Task to carry out: Without the pictures, repeat the listing character for character.

Entries:
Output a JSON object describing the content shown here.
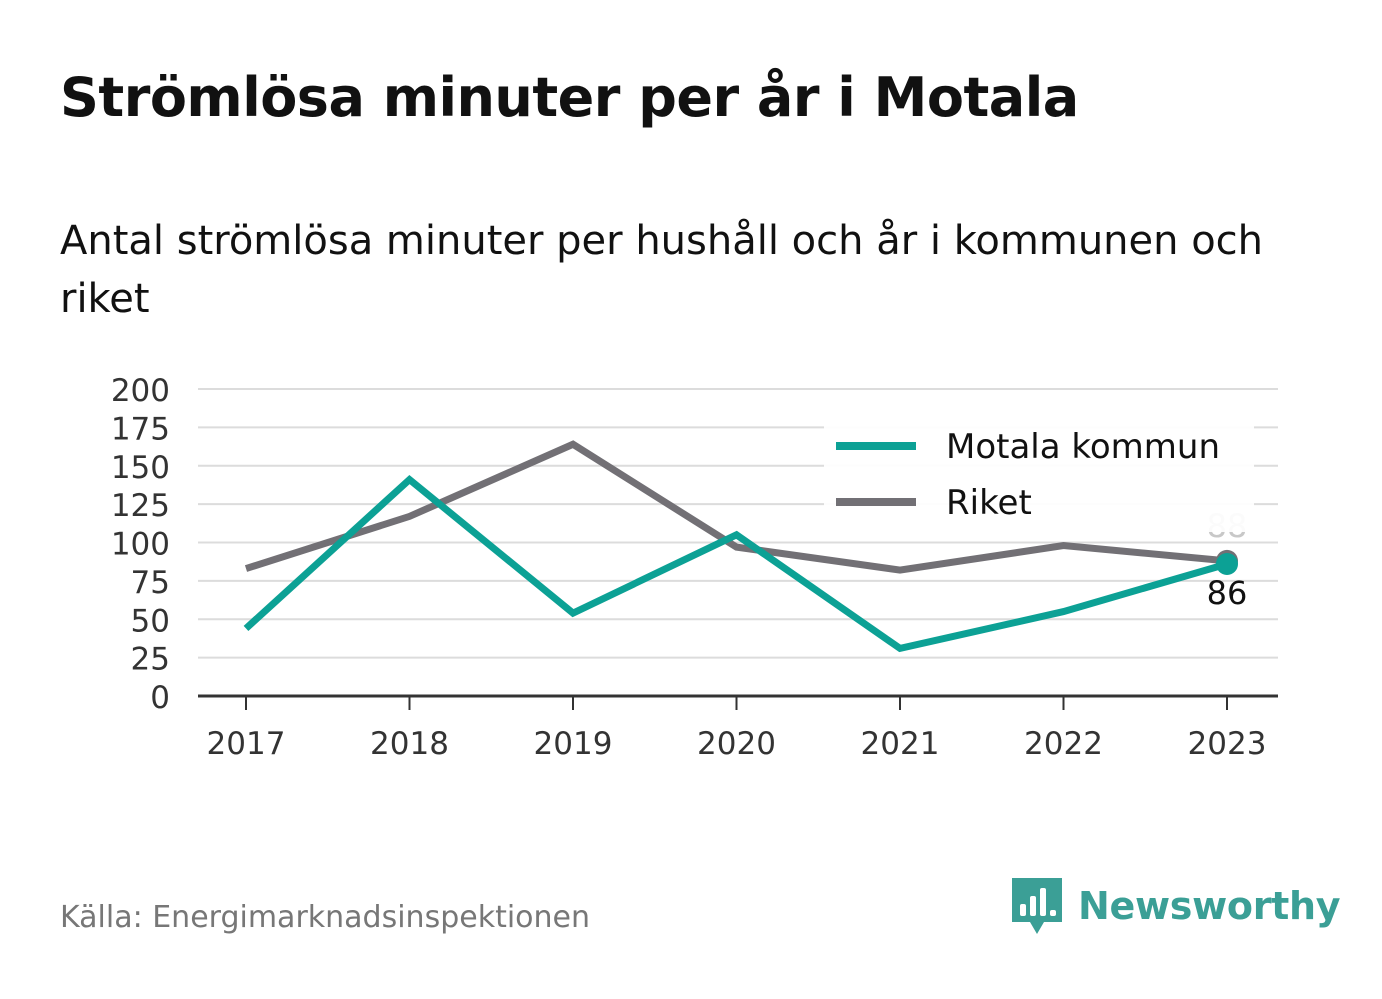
{
  "title": "Strömlösa minuter per år i Motala",
  "subtitle": "Antal strömlösa minuter per hushåll och år i kommunen och riket",
  "source": "Källa: Energimarknadsinspektionen",
  "brand": {
    "label": "Newsworthy",
    "icon": "newsworthy-logo-icon",
    "color": "#3b9f96"
  },
  "chart_data": {
    "type": "line",
    "x": [
      "2017",
      "2018",
      "2019",
      "2020",
      "2021",
      "2022",
      "2023"
    ],
    "ylim": [
      0,
      200
    ],
    "yticks": [
      0,
      25,
      50,
      75,
      100,
      125,
      150,
      175,
      200
    ],
    "grid": true,
    "legend_position": "top-right",
    "series": [
      {
        "name": "Motala kommun",
        "color": "#0ca195",
        "values": [
          44,
          141,
          54,
          105,
          31,
          55,
          86
        ],
        "end_label": "86"
      },
      {
        "name": "Riket",
        "color": "#727075",
        "values": [
          83,
          117,
          164,
          97,
          82,
          98,
          88
        ],
        "end_label": "88"
      }
    ]
  }
}
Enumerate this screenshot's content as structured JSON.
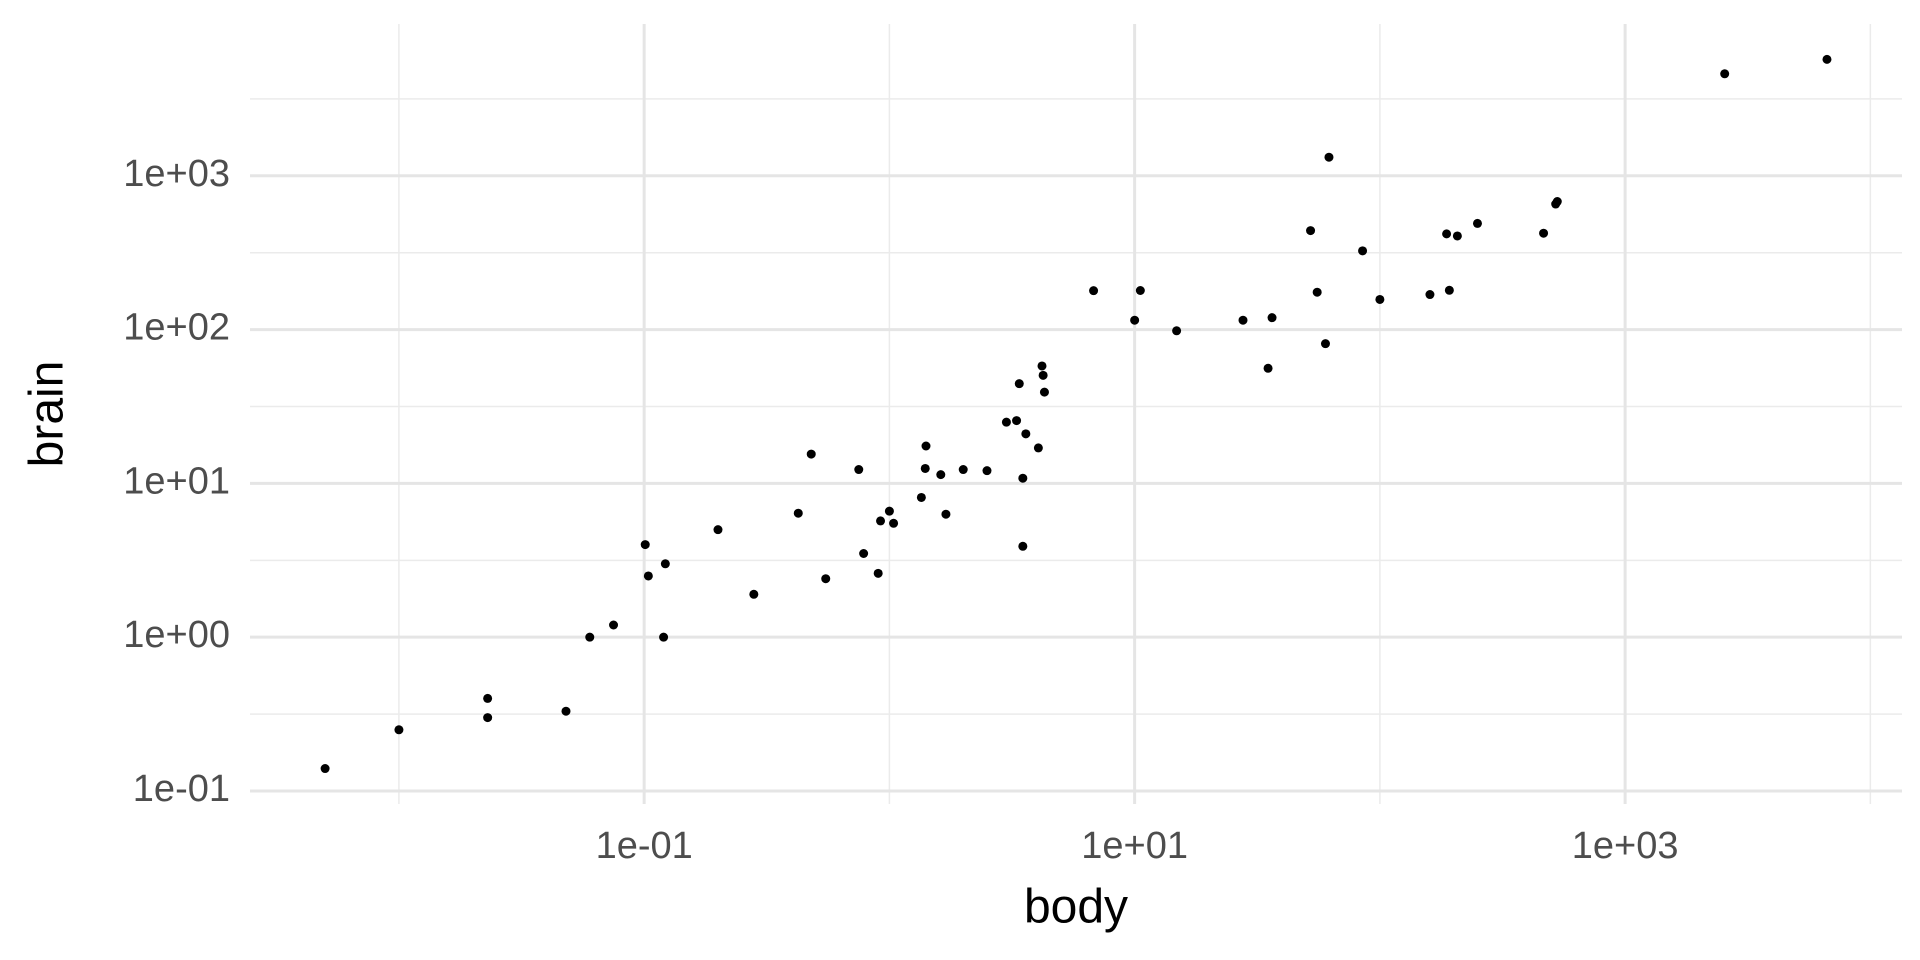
{
  "chart_data": {
    "type": "scatter",
    "x_label": "body",
    "y_label": "brain",
    "log_x": true,
    "log_y": true,
    "grid": true,
    "color": "#000000",
    "xlim": [
      0.00247,
      13460
    ],
    "ylim": [
      0.0823,
      9700
    ],
    "xticks": [
      {
        "value": 0.1,
        "label": "1e-01"
      },
      {
        "value": 10,
        "label": "1e+01"
      },
      {
        "value": 1000,
        "label": "1e+03"
      }
    ],
    "yticks": [
      {
        "value": 0.1,
        "label": "1e-01"
      },
      {
        "value": 1,
        "label": "1e+00"
      },
      {
        "value": 10,
        "label": "1e+01"
      },
      {
        "value": 100,
        "label": "1e+02"
      },
      {
        "value": 1000,
        "label": "1e+03"
      }
    ],
    "xminor": [
      0.01,
      1,
      100,
      10000
    ],
    "yminor": [
      0.316,
      3.16,
      31.6,
      316,
      3162
    ],
    "x": [
      3.385,
      0.48,
      1.35,
      465,
      36.33,
      27.66,
      14.83,
      1.04,
      4.19,
      0.425,
      0.101,
      0.92,
      1,
      0.005,
      0.06,
      3.5,
      2,
      1.7,
      2547,
      0.023,
      187.1,
      521,
      0.785,
      10,
      3.3,
      0.2,
      1.41,
      529,
      207,
      85,
      0.75,
      62,
      6654,
      3.5,
      6.8,
      35,
      4.05,
      0.12,
      0.023,
      0.01,
      1.4,
      250,
      2.5,
      55.5,
      100,
      52.16,
      10.55,
      0.55,
      60,
      3.6,
      4.288,
      0.28,
      0.075,
      0.122,
      0.048,
      192,
      3,
      160,
      0.9,
      1.62,
      0.104,
      4.235
    ],
    "values": [
      44.5,
      15.5,
      8.1,
      423,
      119.5,
      115,
      98.2,
      5.5,
      58,
      6.4,
      4,
      5.7,
      6.6,
      0.14,
      1,
      10.8,
      12.3,
      6.3,
      4603,
      0.3,
      419,
      655,
      3.5,
      115,
      25.6,
      5,
      17.5,
      680,
      406,
      325,
      12.3,
      1320,
      5712,
      3.9,
      179,
      56,
      17,
      1,
      0.4,
      0.25,
      12.5,
      490,
      12.1,
      175,
      157,
      440,
      179.5,
      2.4,
      81,
      21,
      39.2,
      1.9,
      1.2,
      3,
      0.33,
      180,
      25,
      169,
      2.6,
      11.4,
      2.5,
      50.4
    ]
  }
}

Response to the task:
Output a JSON object describing the content shown here.
{
  "title": "Strömlösa minuter per år i Motala",
  "subtitle": "Antal strömlösa minuter per hushåll och år i kommunen och riket",
  "source": "Källa: Energimarknadsinspektionen",
  "brand": {
    "label": "Newsworthy",
    "icon": "newsworthy-logo-icon",
    "color": "#3b9f96"
  },
  "chart_data": {
    "type": "line",
    "x": [
      "2017",
      "2018",
      "2019",
      "2020",
      "2021",
      "2022",
      "2023"
    ],
    "ylim": [
      0,
      200
    ],
    "yticks": [
      0,
      25,
      50,
      75,
      100,
      125,
      150,
      175,
      200
    ],
    "grid": true,
    "legend_position": "top-right",
    "series": [
      {
        "name": "Motala kommun",
        "color": "#0ca195",
        "values": [
          44,
          141,
          54,
          105,
          31,
          55,
          86
        ],
        "end_label": "86"
      },
      {
        "name": "Riket",
        "color": "#727075",
        "values": [
          83,
          117,
          164,
          97,
          82,
          98,
          88
        ],
        "end_label": "88"
      }
    ]
  }
}
Enumerate this screenshot's content as structured JSON.
{
  "chart_data": {
    "type": "scatter",
    "x_label": "body",
    "y_label": "brain",
    "log_x": true,
    "log_y": true,
    "grid": true,
    "color": "#000000",
    "xlim": [
      0.00247,
      13460
    ],
    "ylim": [
      0.0823,
      9700
    ],
    "xticks": [
      {
        "value": 0.1,
        "label": "1e-01"
      },
      {
        "value": 10,
        "label": "1e+01"
      },
      {
        "value": 1000,
        "label": "1e+03"
      }
    ],
    "yticks": [
      {
        "value": 0.1,
        "label": "1e-01"
      },
      {
        "value": 1,
        "label": "1e+00"
      },
      {
        "value": 10,
        "label": "1e+01"
      },
      {
        "value": 100,
        "label": "1e+02"
      },
      {
        "value": 1000,
        "label": "1e+03"
      }
    ],
    "xminor": [
      0.01,
      1,
      100,
      10000
    ],
    "yminor": [
      0.316,
      3.16,
      31.6,
      316,
      3162
    ],
    "x": [
      3.385,
      0.48,
      1.35,
      465,
      36.33,
      27.66,
      14.83,
      1.04,
      4.19,
      0.425,
      0.101,
      0.92,
      1,
      0.005,
      0.06,
      3.5,
      2,
      1.7,
      2547,
      0.023,
      187.1,
      521,
      0.785,
      10,
      3.3,
      0.2,
      1.41,
      529,
      207,
      85,
      0.75,
      62,
      6654,
      3.5,
      6.8,
      35,
      4.05,
      0.12,
      0.023,
      0.01,
      1.4,
      250,
      2.5,
      55.5,
      100,
      52.16,
      10.55,
      0.55,
      60,
      3.6,
      4.288,
      0.28,
      0.075,
      0.122,
      0.048,
      192,
      3,
      160,
      0.9,
      1.62,
      0.104,
      4.235
    ],
    "values": [
      44.5,
      15.5,
      8.1,
      423,
      119.5,
      115,
      98.2,
      5.5,
      58,
      6.4,
      4,
      5.7,
      6.6,
      0.14,
      1,
      10.8,
      12.3,
      6.3,
      4603,
      0.3,
      419,
      655,
      3.5,
      115,
      25.6,
      5,
      17.5,
      680,
      406,
      325,
      12.3,
      1320,
      5712,
      3.9,
      179,
      56,
      17,
      1,
      0.4,
      0.25,
      12.5,
      490,
      12.1,
      175,
      157,
      440,
      179.5,
      2.4,
      81,
      21,
      39.2,
      1.9,
      1.2,
      3,
      0.33,
      180,
      25,
      169,
      2.6,
      11.4,
      2.5,
      50.4
    ]
  }
}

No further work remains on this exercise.